* PROBLEM *
Select every line below containing the word "Daily".

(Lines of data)

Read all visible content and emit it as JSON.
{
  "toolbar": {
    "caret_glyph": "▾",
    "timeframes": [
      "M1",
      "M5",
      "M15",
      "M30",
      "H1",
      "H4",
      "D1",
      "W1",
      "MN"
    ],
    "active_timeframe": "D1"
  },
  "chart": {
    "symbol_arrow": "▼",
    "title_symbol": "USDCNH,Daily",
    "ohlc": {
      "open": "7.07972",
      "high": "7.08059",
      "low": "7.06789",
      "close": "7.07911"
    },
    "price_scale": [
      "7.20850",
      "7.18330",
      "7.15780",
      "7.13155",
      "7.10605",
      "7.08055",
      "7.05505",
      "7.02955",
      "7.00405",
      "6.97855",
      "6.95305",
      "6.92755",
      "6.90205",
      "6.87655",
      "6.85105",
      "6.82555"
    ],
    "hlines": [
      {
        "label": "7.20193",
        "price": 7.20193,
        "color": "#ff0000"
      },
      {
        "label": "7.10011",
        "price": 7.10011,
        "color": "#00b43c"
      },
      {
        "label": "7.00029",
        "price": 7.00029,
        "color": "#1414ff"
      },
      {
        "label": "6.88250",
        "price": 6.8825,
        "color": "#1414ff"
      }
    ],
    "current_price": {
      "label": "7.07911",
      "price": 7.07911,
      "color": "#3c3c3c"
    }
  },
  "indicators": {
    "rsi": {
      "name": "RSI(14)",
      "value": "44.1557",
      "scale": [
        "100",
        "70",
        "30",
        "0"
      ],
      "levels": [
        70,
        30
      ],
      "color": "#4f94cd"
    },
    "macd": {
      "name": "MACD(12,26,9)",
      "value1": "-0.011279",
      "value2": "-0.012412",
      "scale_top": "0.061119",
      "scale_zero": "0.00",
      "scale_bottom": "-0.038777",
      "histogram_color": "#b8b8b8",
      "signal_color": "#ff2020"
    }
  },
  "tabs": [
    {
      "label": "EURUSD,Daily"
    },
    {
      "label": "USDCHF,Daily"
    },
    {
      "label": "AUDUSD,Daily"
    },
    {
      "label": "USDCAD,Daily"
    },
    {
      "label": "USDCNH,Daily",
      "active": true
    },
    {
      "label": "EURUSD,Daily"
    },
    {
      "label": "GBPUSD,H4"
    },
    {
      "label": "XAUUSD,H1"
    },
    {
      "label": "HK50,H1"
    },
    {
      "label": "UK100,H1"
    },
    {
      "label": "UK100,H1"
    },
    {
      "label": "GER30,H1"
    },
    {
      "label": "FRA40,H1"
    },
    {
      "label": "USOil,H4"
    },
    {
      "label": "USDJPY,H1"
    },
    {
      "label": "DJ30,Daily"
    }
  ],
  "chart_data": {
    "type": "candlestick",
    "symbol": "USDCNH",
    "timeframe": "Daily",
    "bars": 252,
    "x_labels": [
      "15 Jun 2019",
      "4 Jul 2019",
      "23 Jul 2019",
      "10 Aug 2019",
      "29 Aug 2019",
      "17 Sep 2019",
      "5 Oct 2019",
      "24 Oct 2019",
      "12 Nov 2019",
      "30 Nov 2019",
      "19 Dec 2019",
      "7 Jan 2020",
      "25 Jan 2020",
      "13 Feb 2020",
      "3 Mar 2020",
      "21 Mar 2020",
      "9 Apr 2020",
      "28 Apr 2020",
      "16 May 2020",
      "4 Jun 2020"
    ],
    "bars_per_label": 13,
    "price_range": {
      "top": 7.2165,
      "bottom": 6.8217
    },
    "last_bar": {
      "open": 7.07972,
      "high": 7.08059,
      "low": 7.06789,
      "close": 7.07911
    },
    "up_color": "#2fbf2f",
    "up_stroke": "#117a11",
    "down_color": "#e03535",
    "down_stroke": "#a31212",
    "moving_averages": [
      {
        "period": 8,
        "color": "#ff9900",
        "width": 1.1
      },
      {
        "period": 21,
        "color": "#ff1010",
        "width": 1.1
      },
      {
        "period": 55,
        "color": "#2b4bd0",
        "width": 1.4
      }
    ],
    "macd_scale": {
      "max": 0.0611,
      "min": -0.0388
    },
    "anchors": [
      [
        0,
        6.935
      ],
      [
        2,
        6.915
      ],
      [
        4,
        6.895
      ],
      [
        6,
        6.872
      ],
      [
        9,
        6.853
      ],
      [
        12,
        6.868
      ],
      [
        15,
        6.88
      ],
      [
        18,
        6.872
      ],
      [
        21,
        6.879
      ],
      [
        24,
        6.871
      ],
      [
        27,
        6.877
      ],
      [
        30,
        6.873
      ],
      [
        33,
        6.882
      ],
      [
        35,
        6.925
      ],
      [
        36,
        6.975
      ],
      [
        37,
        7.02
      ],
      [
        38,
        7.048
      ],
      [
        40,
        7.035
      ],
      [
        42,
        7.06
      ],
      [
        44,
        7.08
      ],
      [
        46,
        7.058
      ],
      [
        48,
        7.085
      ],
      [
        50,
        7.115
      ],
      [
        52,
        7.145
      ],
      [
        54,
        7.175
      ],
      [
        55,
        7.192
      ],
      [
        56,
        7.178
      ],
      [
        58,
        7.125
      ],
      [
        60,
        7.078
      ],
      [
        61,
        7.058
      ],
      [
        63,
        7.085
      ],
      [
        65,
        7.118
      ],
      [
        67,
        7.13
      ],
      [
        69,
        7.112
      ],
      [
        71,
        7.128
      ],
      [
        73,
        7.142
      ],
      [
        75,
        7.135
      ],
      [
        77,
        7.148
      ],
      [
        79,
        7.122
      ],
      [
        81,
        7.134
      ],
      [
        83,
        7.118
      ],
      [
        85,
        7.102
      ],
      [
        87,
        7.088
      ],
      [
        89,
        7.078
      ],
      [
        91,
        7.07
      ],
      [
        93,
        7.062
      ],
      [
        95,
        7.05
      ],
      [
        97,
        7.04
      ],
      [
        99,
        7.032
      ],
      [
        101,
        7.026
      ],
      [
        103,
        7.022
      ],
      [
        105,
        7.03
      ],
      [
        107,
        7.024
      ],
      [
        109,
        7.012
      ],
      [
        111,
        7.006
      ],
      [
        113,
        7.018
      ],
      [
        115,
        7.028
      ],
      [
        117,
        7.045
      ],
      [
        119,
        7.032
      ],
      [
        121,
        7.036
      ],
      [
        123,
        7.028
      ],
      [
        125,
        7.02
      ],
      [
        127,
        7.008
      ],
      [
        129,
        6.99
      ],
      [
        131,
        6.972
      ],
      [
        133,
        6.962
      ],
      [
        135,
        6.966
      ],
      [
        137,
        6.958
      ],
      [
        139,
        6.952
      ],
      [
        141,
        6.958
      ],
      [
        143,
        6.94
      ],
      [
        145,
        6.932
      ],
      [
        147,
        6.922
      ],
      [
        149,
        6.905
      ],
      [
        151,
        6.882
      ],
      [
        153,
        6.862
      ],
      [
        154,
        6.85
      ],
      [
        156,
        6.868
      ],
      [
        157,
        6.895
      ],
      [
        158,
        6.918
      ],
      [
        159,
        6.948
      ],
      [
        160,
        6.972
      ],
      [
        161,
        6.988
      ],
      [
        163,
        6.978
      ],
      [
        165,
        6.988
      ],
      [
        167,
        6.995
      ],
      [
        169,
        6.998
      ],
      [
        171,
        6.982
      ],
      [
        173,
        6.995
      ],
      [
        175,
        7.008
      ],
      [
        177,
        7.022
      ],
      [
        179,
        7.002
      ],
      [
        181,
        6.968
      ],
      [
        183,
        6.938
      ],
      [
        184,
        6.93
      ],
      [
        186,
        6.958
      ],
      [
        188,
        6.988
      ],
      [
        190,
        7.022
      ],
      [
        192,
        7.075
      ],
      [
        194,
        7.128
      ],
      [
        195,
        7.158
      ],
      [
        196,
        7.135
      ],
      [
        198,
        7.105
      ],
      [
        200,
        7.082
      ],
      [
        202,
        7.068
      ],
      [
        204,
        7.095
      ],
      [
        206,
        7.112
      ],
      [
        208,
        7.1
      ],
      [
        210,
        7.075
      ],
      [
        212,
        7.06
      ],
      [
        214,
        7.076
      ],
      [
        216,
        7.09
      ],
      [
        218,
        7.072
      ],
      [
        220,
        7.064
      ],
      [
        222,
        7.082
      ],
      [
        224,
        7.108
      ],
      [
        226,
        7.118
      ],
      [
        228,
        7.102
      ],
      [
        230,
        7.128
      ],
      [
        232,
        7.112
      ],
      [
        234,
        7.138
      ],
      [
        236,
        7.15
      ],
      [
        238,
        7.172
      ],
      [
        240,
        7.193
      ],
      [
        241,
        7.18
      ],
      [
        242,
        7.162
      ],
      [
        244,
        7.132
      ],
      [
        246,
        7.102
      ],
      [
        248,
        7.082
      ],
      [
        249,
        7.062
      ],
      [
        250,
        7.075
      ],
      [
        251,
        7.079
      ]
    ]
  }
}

* REPLY TO THE EXERCISE *
    "title_symbol": "USDCNH,Daily",
      "label": "EURUSD,Daily"
      "label": "USDCHF,Daily"
      "label": "AUDUSD,Daily"
      "label": "USDCAD,Daily"
      "label": "USDCNH,Daily",
      "label": "EURUSD,Daily"
      "label": "DJ30,Daily"
    "timeframe": "Daily",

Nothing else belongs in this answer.